- PROBLEM DESCRIPTION -
The lines to be extracted begin at the line containing "Decode this image" and end at the last line of the data below; copy them exactly and leave out the pictures.

- EXCERPTED DATA -
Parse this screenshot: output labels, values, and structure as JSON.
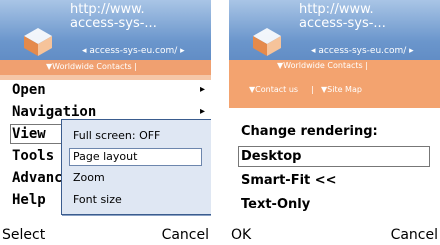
{
  "left_screen": {
    "url_line1": "http://www.",
    "url_line2": "access-sys-...",
    "url_sub": "◂ access-sys-eu.com/ ▸",
    "band_text": "▼Worldwide Contacts  |",
    "menu": [
      {
        "label": "Open",
        "has_submenu": true
      },
      {
        "label": "Navigation",
        "has_submenu": true
      },
      {
        "label": "View",
        "has_submenu": false
      },
      {
        "label": "Tools",
        "has_submenu": false
      },
      {
        "label": "Advanced",
        "has_submenu": false
      },
      {
        "label": "Help",
        "has_submenu": false
      }
    ],
    "submenu": {
      "items": [
        "Full screen: OFF",
        "Page layout",
        "Zoom",
        "Font size"
      ],
      "selected": "Page layout"
    },
    "softkeys": {
      "left": "Select",
      "right": "Cancel"
    }
  },
  "right_screen": {
    "url_line1": "http://www.",
    "url_line2": "access-sys-...",
    "url_sub": "◂ access-sys-eu.com/ ▸",
    "band_text": "▼Worldwide Contacts  |",
    "band_contact": "▼Contact us",
    "band_sitemap": "▼Site Map",
    "title": "Change rendering:",
    "options": [
      "Desktop",
      "Smart-Fit <<",
      "Text-Only"
    ],
    "selected": "Desktop",
    "softkeys": {
      "left": "OK",
      "right": "Cancel"
    }
  },
  "colors": {
    "header_blue": "#6b96cc",
    "band_orange": "#f3a36f",
    "submenu_bg": "#dfe7f3"
  },
  "icons": [
    "browser-logo-icon",
    "submenu-arrow-icon"
  ]
}
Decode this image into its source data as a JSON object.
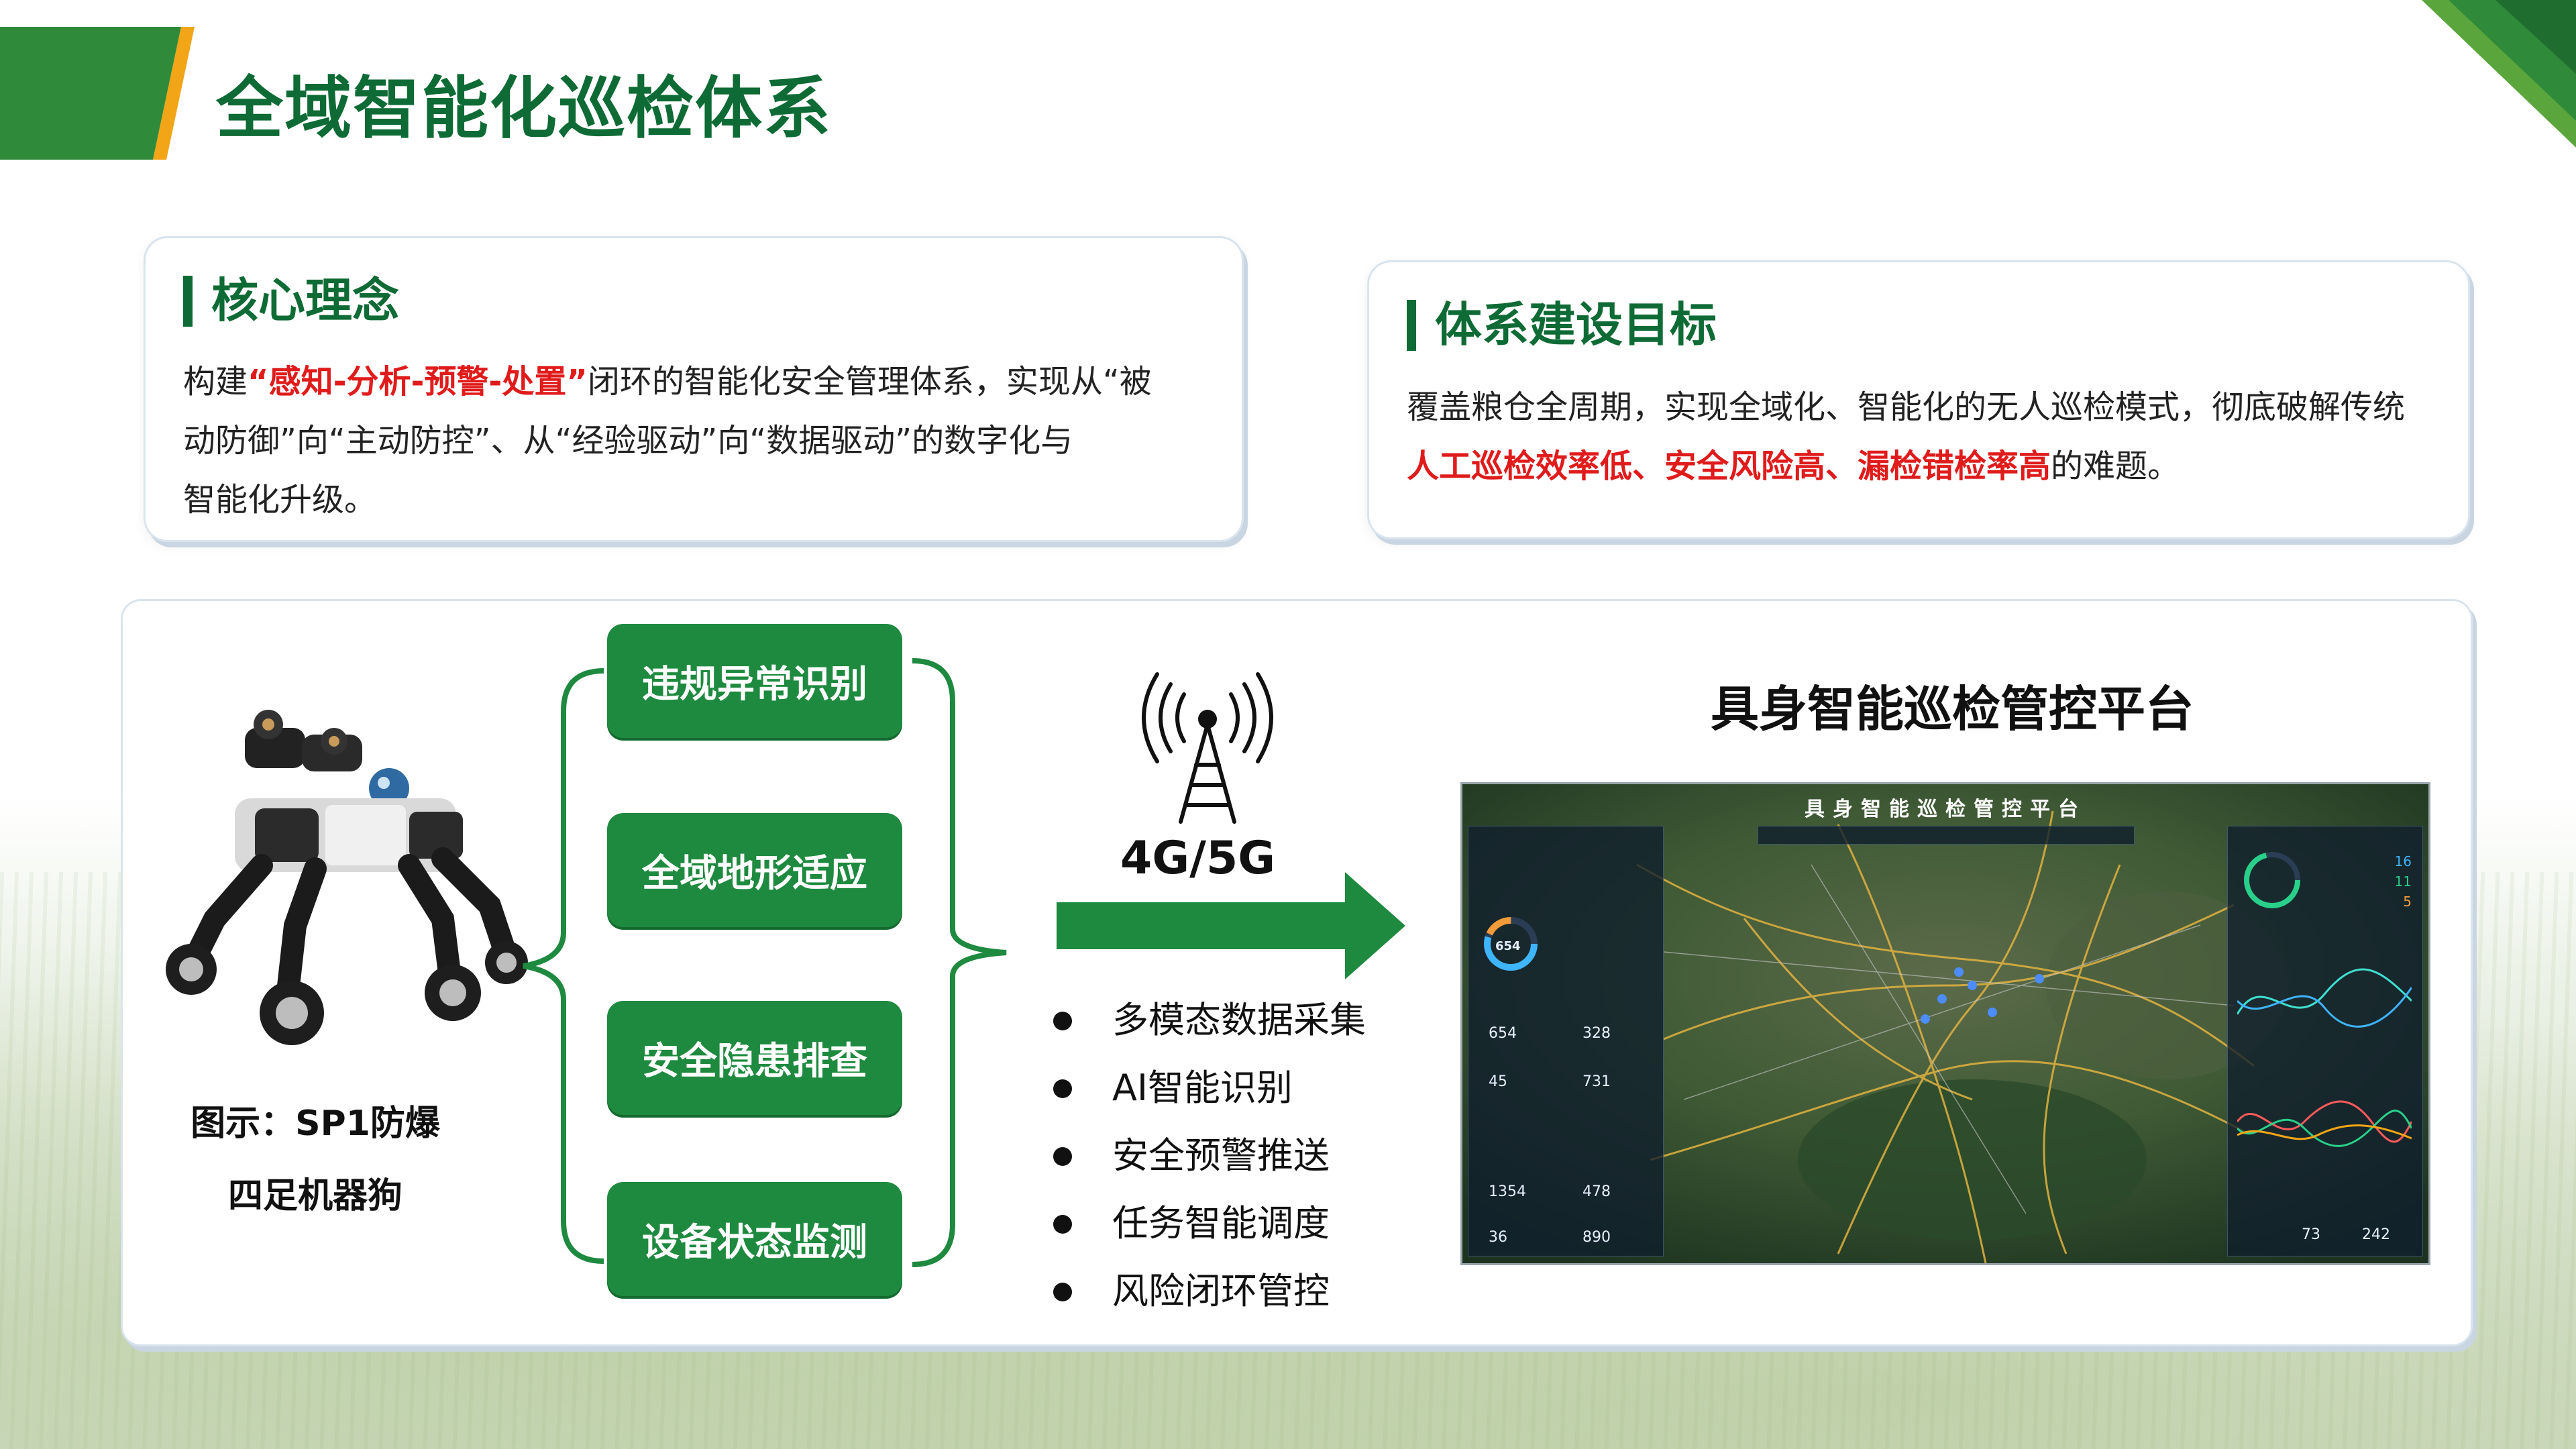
{
  "header": {
    "title": "全域智能化巡检体系"
  },
  "core": {
    "title": "核心理念",
    "line1_pre": "构建",
    "line1_red": "“感知-分析-预警-处置”",
    "line1_post": "闭环的智能化安全管理体系，实现从“被",
    "line2": "动防御”向“主动防控”、从“经验驱动”向“数据驱动”的数字化与",
    "line3": "智能化升级。"
  },
  "goal": {
    "title": "体系建设目标",
    "line1": "覆盖粮仓全周期，实现全域化、智能化的无人巡检模式，彻底破解传统",
    "line2_red": "人工巡检效率低、安全风险高、漏检错检率高",
    "line2_post": "的难题。"
  },
  "robot": {
    "caption1": "图示：SP1防爆",
    "caption2": "四足机器狗"
  },
  "functions": [
    "违规异常识别",
    "全域地形适应",
    "安全隐患排查",
    "设备状态监测"
  ],
  "network": {
    "label": "4G/5G"
  },
  "features": [
    "多模态数据采集",
    "AI智能识别",
    "安全预警推送",
    "任务智能调度",
    "风险闭环管控"
  ],
  "platform": {
    "title": "具身智能巡检管控平台",
    "screen_title": "具身智能巡检管控平台",
    "stats_left": [
      "654",
      "328",
      "45",
      "731",
      "1354",
      "478",
      "36",
      "890"
    ],
    "stats_right": [
      "16",
      "11",
      "5",
      "73",
      "242"
    ]
  },
  "colors": {
    "brand_green": "#0f6b35",
    "button_green": "#1e8a3f",
    "accent_orange": "#f2a516",
    "highlight_red": "#e01b1b"
  }
}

- FULL RESPONSE -
Decode this image into its source data as a JSON object.
{
  "header": {
    "title": "全域智能化巡检体系"
  },
  "core": {
    "title": "核心理念",
    "line1_pre": "构建",
    "line1_red": "“感知-分析-预警-处置”",
    "line1_post": "闭环的智能化安全管理体系，实现从“被",
    "line2": "动防御”向“主动防控”、从“经验驱动”向“数据驱动”的数字化与",
    "line3": "智能化升级。"
  },
  "goal": {
    "title": "体系建设目标",
    "line1": "覆盖粮仓全周期，实现全域化、智能化的无人巡检模式，彻底破解传统",
    "line2_red": "人工巡检效率低、安全风险高、漏检错检率高",
    "line2_post": "的难题。"
  },
  "robot": {
    "caption1": "图示：SP1防爆",
    "caption2": "四足机器狗"
  },
  "functions": [
    "违规异常识别",
    "全域地形适应",
    "安全隐患排查",
    "设备状态监测"
  ],
  "network": {
    "label": "4G/5G"
  },
  "features": [
    "多模态数据采集",
    "AI智能识别",
    "安全预警推送",
    "任务智能调度",
    "风险闭环管控"
  ],
  "platform": {
    "title": "具身智能巡检管控平台",
    "screen_title": "具身智能巡检管控平台",
    "stats_left": [
      "654",
      "328",
      "45",
      "731",
      "1354",
      "478",
      "36",
      "890"
    ],
    "stats_right": [
      "16",
      "11",
      "5",
      "73",
      "242"
    ]
  },
  "colors": {
    "brand_green": "#0f6b35",
    "button_green": "#1e8a3f",
    "accent_orange": "#f2a516",
    "highlight_red": "#e01b1b"
  }
}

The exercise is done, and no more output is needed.